··· Data for processing

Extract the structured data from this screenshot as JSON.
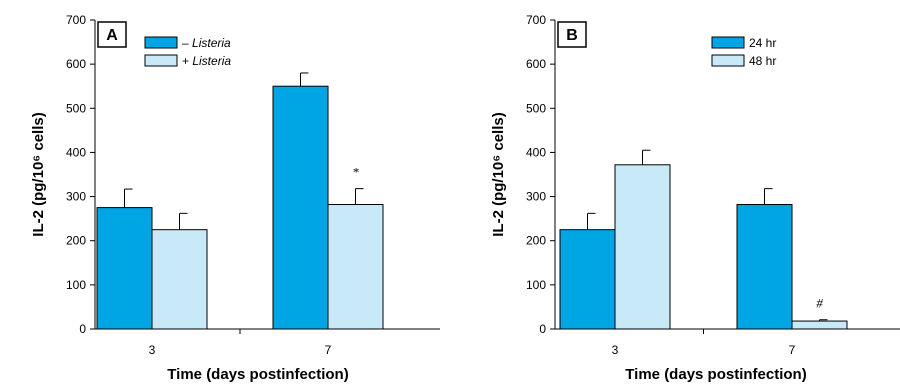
{
  "chart_data": [
    {
      "panel": "A",
      "type": "bar",
      "ylabel": "IL-2 (pg/10⁶ cells)",
      "xlabel": "Time (days postinfection)",
      "ylim": [
        0,
        700
      ],
      "yticks": [
        0,
        100,
        200,
        300,
        400,
        500,
        600,
        700
      ],
      "categories": [
        "3",
        "7"
      ],
      "legend_position": "top-left",
      "series": [
        {
          "name": "– Listeria",
          "color": "#00a6e4",
          "values": [
            275,
            550
          ],
          "errors": [
            42,
            30
          ]
        },
        {
          "name": "+ Listeria",
          "color": "#c8e9f8",
          "values": [
            225,
            282
          ],
          "errors": [
            37,
            36
          ]
        }
      ],
      "annotations": [
        {
          "text": "*",
          "category": "7",
          "series": 1
        }
      ]
    },
    {
      "panel": "B",
      "type": "bar",
      "ylabel": "IL-2 (pg/10⁶ cells)",
      "xlabel": "Time (days postinfection)",
      "ylim": [
        0,
        700
      ],
      "yticks": [
        0,
        100,
        200,
        300,
        400,
        500,
        600,
        700
      ],
      "categories": [
        "3",
        "7"
      ],
      "legend_position": "top-center",
      "series": [
        {
          "name": "24 hr",
          "color": "#00a6e4",
          "values": [
            225,
            282
          ],
          "errors": [
            37,
            36
          ]
        },
        {
          "name": "48 hr",
          "color": "#c8e9f8",
          "values": [
            372,
            18
          ],
          "errors": [
            33,
            3
          ]
        }
      ],
      "annotations": [
        {
          "text": "#",
          "category": "7",
          "series": 1
        }
      ]
    }
  ]
}
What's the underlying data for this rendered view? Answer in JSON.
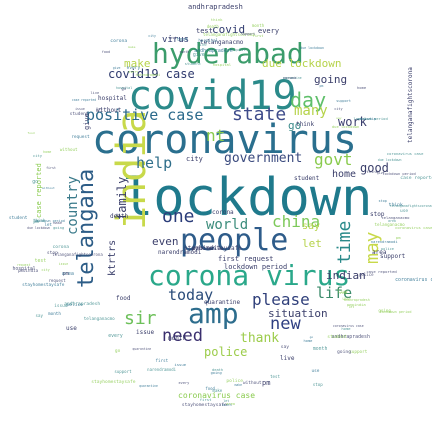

······

*Description of the task:* Using the listing, copy every line where the word "JSON" shows up.

*Response for this exercise:*
Extract the structured data from this screenshot as JSON.
What's the underlying data for this rendered view? Answer in JSON.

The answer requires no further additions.